**Records shown**
'''

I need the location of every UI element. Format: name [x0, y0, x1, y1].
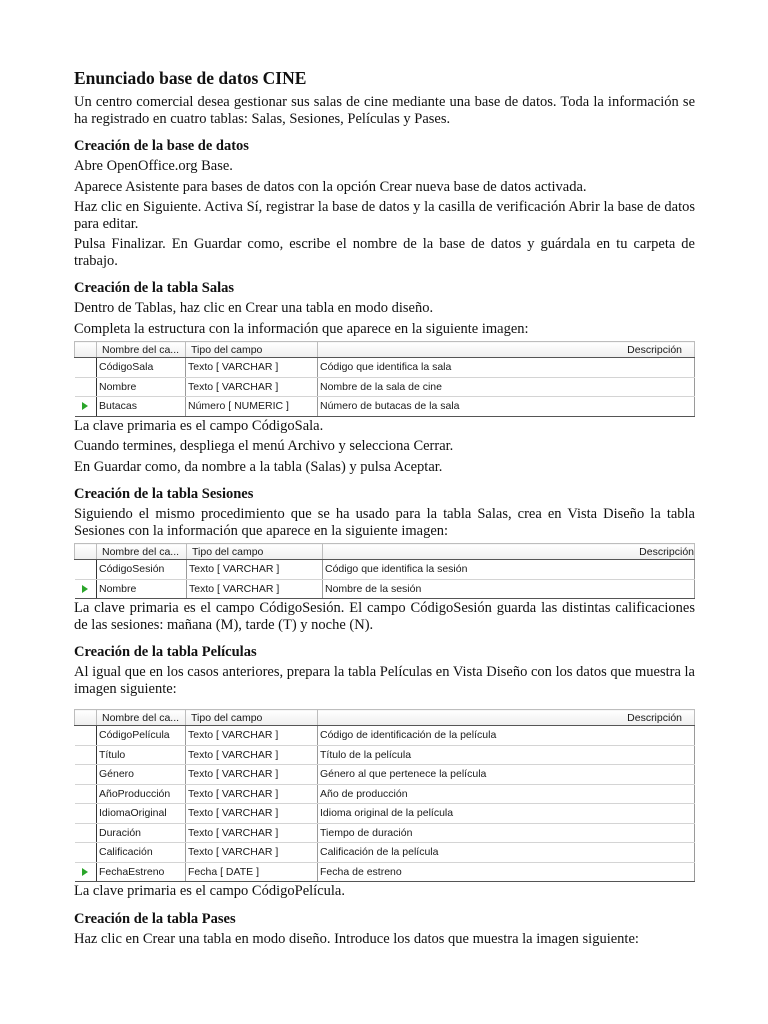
field-type[interactable]: Texto [ VARCHAR ] [186, 745, 318, 765]
field-type[interactable]: Número [ NUMERIC ] [186, 397, 318, 417]
section-heading: Creación de la tabla Pases [74, 910, 236, 927]
header-selector [75, 342, 97, 358]
field-name[interactable]: CódigoSala [97, 358, 186, 378]
field-name[interactable]: Calificación [97, 843, 186, 863]
row-selector[interactable] [75, 377, 97, 397]
field-name[interactable]: CódigoPelícula [97, 726, 186, 746]
header-field-name: Nombre del ca... [97, 342, 186, 358]
paragraph: La clave primaria es el campo CódigoSesión. El campo CódigoSesión guarda las distintas calificaciones de las sesiones: mañana (M), tarde (T) y noche (N). [74, 600, 695, 633]
row-selector[interactable] [75, 397, 97, 417]
row-selector[interactable] [75, 784, 97, 804]
field-description[interactable]: Título de la película [318, 745, 695, 765]
section-heading: Creación de la tabla Sesiones [74, 486, 254, 502]
table-row[interactable] [75, 579, 695, 599]
table-sesiones-design [74, 543, 695, 599]
row-selector[interactable] [75, 804, 97, 824]
document-page [74, 68, 695, 951]
header-selector [75, 710, 97, 726]
field-description[interactable]: Año de producción [318, 784, 695, 804]
current-row-arrow-icon [82, 402, 88, 410]
table-row[interactable] [75, 784, 695, 804]
section-heading: Creación de la tabla Películas [74, 644, 257, 660]
paragraph: Al igual que en los casos anteriores, prepara la tabla Películas en Vista Diseño con los datos que muestra la imagen siguiente: [74, 664, 695, 697]
field-type[interactable]: Texto [ VARCHAR ] [186, 377, 318, 397]
header-selector [75, 544, 97, 560]
row-selector[interactable] [75, 862, 97, 882]
paragraph: Dentro de Tablas, haz clic en Crear una tabla en modo diseño. [74, 300, 434, 316]
field-description[interactable]: Género al que pertenece la película [318, 765, 695, 785]
current-row-arrow-icon [82, 585, 88, 593]
section-salas [74, 279, 695, 475]
intro-paragraph: Un centro comercial desea gestionar sus salas de cine mediante una base de datos. Toda la información se ha registrado en cuatro tablas: Salas, Sesiones, Películas y Pases. [74, 94, 695, 127]
header-field-type: Tipo del campo [186, 342, 318, 358]
field-description[interactable]: Código que identifica la sesión [323, 560, 695, 580]
table-row[interactable] [75, 745, 695, 765]
table-peliculas-design [74, 709, 695, 882]
field-description[interactable]: Código de identificación de la película [318, 726, 695, 746]
row-selector[interactable] [75, 823, 97, 843]
header-description: Descripción [323, 544, 695, 560]
paragraph: Aparece Asistente para bases de datos con la opción Crear nueva base de datos activada. [74, 178, 587, 195]
header-field-name: Nombre del ca... [97, 544, 187, 560]
field-name[interactable]: Duración [97, 823, 186, 843]
document-title: Enunciado base de datos CINE [74, 68, 307, 88]
paragraph: Cuando termines, despliega el menú Archivo y selecciona Cerrar. [74, 438, 454, 454]
table-row[interactable] [75, 726, 695, 746]
field-description[interactable]: Nombre de la sala de cine [318, 377, 695, 397]
table-row[interactable] [75, 377, 695, 397]
field-description[interactable]: Nombre de la sesión [323, 579, 695, 599]
header-field-type: Tipo del campo [187, 544, 323, 560]
field-name[interactable]: Título [97, 745, 186, 765]
table-row[interactable] [75, 560, 695, 580]
table-row[interactable] [75, 804, 695, 824]
field-type[interactable]: Texto [ VARCHAR ] [186, 804, 318, 824]
field-description[interactable]: Calificación de la película [318, 843, 695, 863]
paragraph: En Guardar como, da nombre a la tabla (Salas) y pulsa Aceptar. [74, 458, 443, 475]
field-description[interactable]: Fecha de estreno [318, 862, 695, 882]
paragraph: La clave primaria es el campo CódigoSala. [74, 417, 324, 434]
paragraph: Haz clic en Crear una tabla en modo diseño. Introduce los datos que muestra la imagen siguiente: [74, 930, 639, 947]
row-selector[interactable] [75, 358, 97, 378]
header-field-name: Nombre del ca... [97, 710, 186, 726]
section-create-database [74, 137, 695, 269]
table-salas-design [74, 341, 695, 417]
header-field-type: Tipo del campo [186, 710, 318, 726]
section-sesiones [74, 485, 695, 633]
row-selector[interactable] [75, 745, 97, 765]
field-name[interactable]: Butacas [97, 397, 186, 417]
paragraph: Pulsa Finalizar. En Guardar como, escribe el nombre de la base de datos y guárdala en tu carpeta de trabajo. [74, 236, 695, 269]
field-description[interactable]: Código que identifica la sala [318, 358, 695, 378]
field-type[interactable]: Fecha [ DATE ] [186, 862, 318, 882]
row-selector[interactable] [75, 726, 97, 746]
table-row[interactable] [75, 397, 695, 417]
section-peliculas [74, 643, 695, 900]
section-pases [74, 910, 695, 948]
field-description[interactable]: Idioma original de la película [318, 804, 695, 824]
table-row[interactable] [75, 765, 695, 785]
field-name[interactable]: Nombre [97, 579, 187, 599]
field-name[interactable]: Género [97, 765, 186, 785]
field-type[interactable]: Texto [ VARCHAR ] [186, 823, 318, 843]
field-name[interactable]: IdiomaOriginal [97, 804, 186, 824]
field-name[interactable]: CódigoSesión [97, 560, 187, 580]
field-name[interactable]: AñoProducción [97, 784, 186, 804]
paragraph: Haz clic en Siguiente. Activa Sí, registrar la base de datos y la casilla de verificación Abrir la base de datos para editar. [74, 199, 695, 232]
field-type[interactable]: Texto [ VARCHAR ] [186, 358, 318, 378]
field-name[interactable]: Nombre [97, 377, 186, 397]
field-type[interactable]: Texto [ VARCHAR ] [186, 726, 318, 746]
field-type[interactable]: Texto [ VARCHAR ] [187, 560, 323, 580]
field-type[interactable]: Texto [ VARCHAR ] [186, 843, 318, 863]
header-description: Descripción [318, 342, 695, 358]
header-description: Descripción [318, 710, 695, 726]
current-row-arrow-icon [82, 868, 88, 876]
row-selector[interactable] [75, 765, 97, 785]
paragraph: Abre OpenOffice.org Base. [74, 158, 233, 174]
table-row[interactable] [75, 358, 695, 378]
paragraph: Completa la estructura con la información que aparece en la siguiente imagen: [74, 320, 529, 337]
field-type[interactable]: Texto [ VARCHAR ] [187, 579, 323, 599]
row-selector[interactable] [75, 560, 97, 580]
table-row[interactable] [75, 843, 695, 863]
row-selector[interactable] [75, 579, 97, 599]
section-heading: Creación de la tabla Salas [74, 280, 235, 296]
field-description[interactable]: Número de butacas de la sala [318, 397, 695, 417]
table-row[interactable] [75, 823, 695, 843]
field-type[interactable]: Texto [ VARCHAR ] [186, 765, 318, 785]
field-type[interactable]: Texto [ VARCHAR ] [186, 784, 318, 804]
row-selector[interactable] [75, 843, 97, 863]
section-heading: Creación de la base de datos [74, 138, 249, 154]
field-description[interactable]: Tiempo de duración [318, 823, 695, 843]
paragraph: La clave primaria es el campo CódigoPelícula. [74, 883, 345, 899]
table-row[interactable] [75, 862, 695, 882]
paragraph: Siguiendo el mismo procedimiento que se ha usado para la tabla Salas, crea en Vista Diseño la tabla Sesiones con la información que aparece en la siguiente imagen: [74, 506, 695, 539]
field-name[interactable]: FechaEstreno [97, 862, 186, 882]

'''

**What this task involves**
Print all of the data above line for line, with no changes, and leave out the pictures.

**Completed task**
I need the location of every UI element. Format: name [x0, y0, x1, y1].
field-type[interactable]: Texto [ VARCHAR ] [186, 745, 318, 765]
field-type[interactable]: Número [ NUMERIC ] [186, 397, 318, 417]
section-heading: Creación de la tabla Pases [74, 910, 236, 927]
header-selector [75, 342, 97, 358]
field-name[interactable]: CódigoSala [97, 358, 186, 378]
field-name[interactable]: Calificación [97, 843, 186, 863]
row-selector[interactable] [75, 377, 97, 397]
field-name[interactable]: CódigoPelícula [97, 726, 186, 746]
header-field-name: Nombre del ca... [97, 342, 186, 358]
paragraph: La clave primaria es el campo CódigoSesión. El campo CódigoSesión guarda las distintas calificaciones de las sesiones: mañana (M), tarde (T) y noche (N). [74, 600, 695, 633]
row-selector[interactable] [75, 397, 97, 417]
row-selector[interactable] [75, 784, 97, 804]
field-description[interactable]: Título de la película [318, 745, 695, 765]
section-heading: Creación de la tabla Sesiones [74, 486, 254, 502]
table-row[interactable] [75, 579, 695, 599]
table-sesiones-design [74, 543, 695, 599]
row-selector[interactable] [75, 804, 97, 824]
document-page [74, 68, 695, 951]
header-selector [75, 710, 97, 726]
field-description[interactable]: Año de producción [318, 784, 695, 804]
current-row-arrow-icon [82, 402, 88, 410]
table-row[interactable] [75, 784, 695, 804]
section-heading: Creación de la tabla Películas [74, 644, 257, 660]
paragraph: Al igual que en los casos anteriores, prepara la tabla Películas en Vista Diseño con los datos que muestra la imagen siguiente: [74, 664, 695, 697]
field-type[interactable]: Texto [ VARCHAR ] [186, 377, 318, 397]
header-selector [75, 544, 97, 560]
row-selector[interactable] [75, 862, 97, 882]
paragraph: Dentro de Tablas, haz clic en Crear una tabla en modo diseño. [74, 300, 434, 316]
field-description[interactable]: Género al que pertenece la película [318, 765, 695, 785]
current-row-arrow-icon [82, 585, 88, 593]
section-salas [74, 279, 695, 475]
intro-paragraph: Un centro comercial desea gestionar sus salas de cine mediante una base de datos. Toda la información se ha registrado en cuatro tablas: Salas, Sesiones, Películas y Pases. [74, 94, 695, 127]
header-field-type: Tipo del campo [186, 342, 318, 358]
field-description[interactable]: Código que identifica la sesión [323, 560, 695, 580]
table-row[interactable] [75, 745, 695, 765]
table-peliculas-design [74, 709, 695, 882]
field-description[interactable]: Código de identificación de la película [318, 726, 695, 746]
row-selector[interactable] [75, 823, 97, 843]
header-description: Descripción [323, 544, 695, 560]
paragraph: Aparece Asistente para bases de datos con la opción Crear nueva base de datos activada. [74, 178, 587, 195]
header-field-name: Nombre del ca... [97, 544, 187, 560]
field-name[interactable]: Duración [97, 823, 186, 843]
document-title: Enunciado base de datos CINE [74, 68, 307, 88]
paragraph: Cuando termines, despliega el menú Archivo y selecciona Cerrar. [74, 438, 454, 454]
table-row[interactable] [75, 726, 695, 746]
field-description[interactable]: Nombre de la sala de cine [318, 377, 695, 397]
table-row[interactable] [75, 377, 695, 397]
field-description[interactable]: Nombre de la sesión [323, 579, 695, 599]
header-field-type: Tipo del campo [187, 544, 323, 560]
field-name[interactable]: Título [97, 745, 186, 765]
table-row[interactable] [75, 560, 695, 580]
table-row[interactable] [75, 804, 695, 824]
field-type[interactable]: Texto [ VARCHAR ] [186, 804, 318, 824]
field-description[interactable]: Calificación de la película [318, 843, 695, 863]
paragraph: En Guardar como, da nombre a la tabla (Salas) y pulsa Aceptar. [74, 458, 443, 475]
field-description[interactable]: Fecha de estreno [318, 862, 695, 882]
paragraph: La clave primaria es el campo CódigoSala. [74, 417, 324, 434]
paragraph: Haz clic en Crear una tabla en modo diseño. Introduce los datos que muestra la imagen siguiente: [74, 930, 639, 947]
row-selector[interactable] [75, 358, 97, 378]
header-field-name: Nombre del ca... [97, 710, 186, 726]
section-create-database [74, 137, 695, 269]
table-salas-design [74, 341, 695, 417]
header-field-type: Tipo del campo [186, 710, 318, 726]
section-sesiones [74, 485, 695, 633]
row-selector[interactable] [75, 745, 97, 765]
field-name[interactable]: Butacas [97, 397, 186, 417]
paragraph: Pulsa Finalizar. En Guardar como, escribe el nombre de la base de datos y guárdala en tu carpeta de trabajo. [74, 236, 695, 269]
field-description[interactable]: Código que identifica la sala [318, 358, 695, 378]
field-type[interactable]: Fecha [ DATE ] [186, 862, 318, 882]
row-selector[interactable] [75, 726, 97, 746]
table-row[interactable] [75, 397, 695, 417]
section-peliculas [74, 643, 695, 900]
section-pases [74, 910, 695, 948]
field-description[interactable]: Idioma original de la película [318, 804, 695, 824]
table-row[interactable] [75, 765, 695, 785]
field-name[interactable]: Nombre [97, 579, 187, 599]
field-name[interactable]: Género [97, 765, 186, 785]
field-type[interactable]: Texto [ VARCHAR ] [186, 823, 318, 843]
field-name[interactable]: IdiomaOriginal [97, 804, 186, 824]
field-name[interactable]: CódigoSesión [97, 560, 187, 580]
field-name[interactable]: AñoProducción [97, 784, 186, 804]
paragraph: Haz clic en Siguiente. Activa Sí, registrar la base de datos y la casilla de verificación Abrir la base de datos para editar. [74, 199, 695, 232]
field-type[interactable]: Texto [ VARCHAR ] [186, 358, 318, 378]
field-name[interactable]: Nombre [97, 377, 186, 397]
field-type[interactable]: Texto [ VARCHAR ] [186, 726, 318, 746]
field-type[interactable]: Texto [ VARCHAR ] [187, 560, 323, 580]
field-type[interactable]: Texto [ VARCHAR ] [186, 843, 318, 863]
header-description: Descripción [318, 342, 695, 358]
header-description: Descripción [318, 710, 695, 726]
current-row-arrow-icon [82, 868, 88, 876]
row-selector[interactable] [75, 765, 97, 785]
paragraph: Abre OpenOffice.org Base. [74, 158, 233, 174]
table-row[interactable] [75, 358, 695, 378]
paragraph: Completa la estructura con la información que aparece en la siguiente imagen: [74, 320, 529, 337]
field-type[interactable]: Texto [ VARCHAR ] [187, 579, 323, 599]
row-selector[interactable] [75, 560, 97, 580]
table-row[interactable] [75, 843, 695, 863]
row-selector[interactable] [75, 579, 97, 599]
section-heading: Creación de la tabla Salas [74, 280, 235, 296]
field-description[interactable]: Número de butacas de la sala [318, 397, 695, 417]
table-row[interactable] [75, 823, 695, 843]
field-type[interactable]: Texto [ VARCHAR ] [186, 765, 318, 785]
field-type[interactable]: Texto [ VARCHAR ] [186, 784, 318, 804]
row-selector[interactable] [75, 843, 97, 863]
section-heading: Creación de la base de datos [74, 138, 249, 154]
field-description[interactable]: Tiempo de duración [318, 823, 695, 843]
paragraph: La clave primaria es el campo CódigoPelícula. [74, 883, 345, 899]
table-row[interactable] [75, 862, 695, 882]
paragraph: Siguiendo el mismo procedimiento que se ha usado para la tabla Salas, crea en Vista Diseño la tabla Sesiones con la información que aparece en la siguiente imagen: [74, 506, 695, 539]
field-name[interactable]: FechaEstreno [97, 862, 186, 882]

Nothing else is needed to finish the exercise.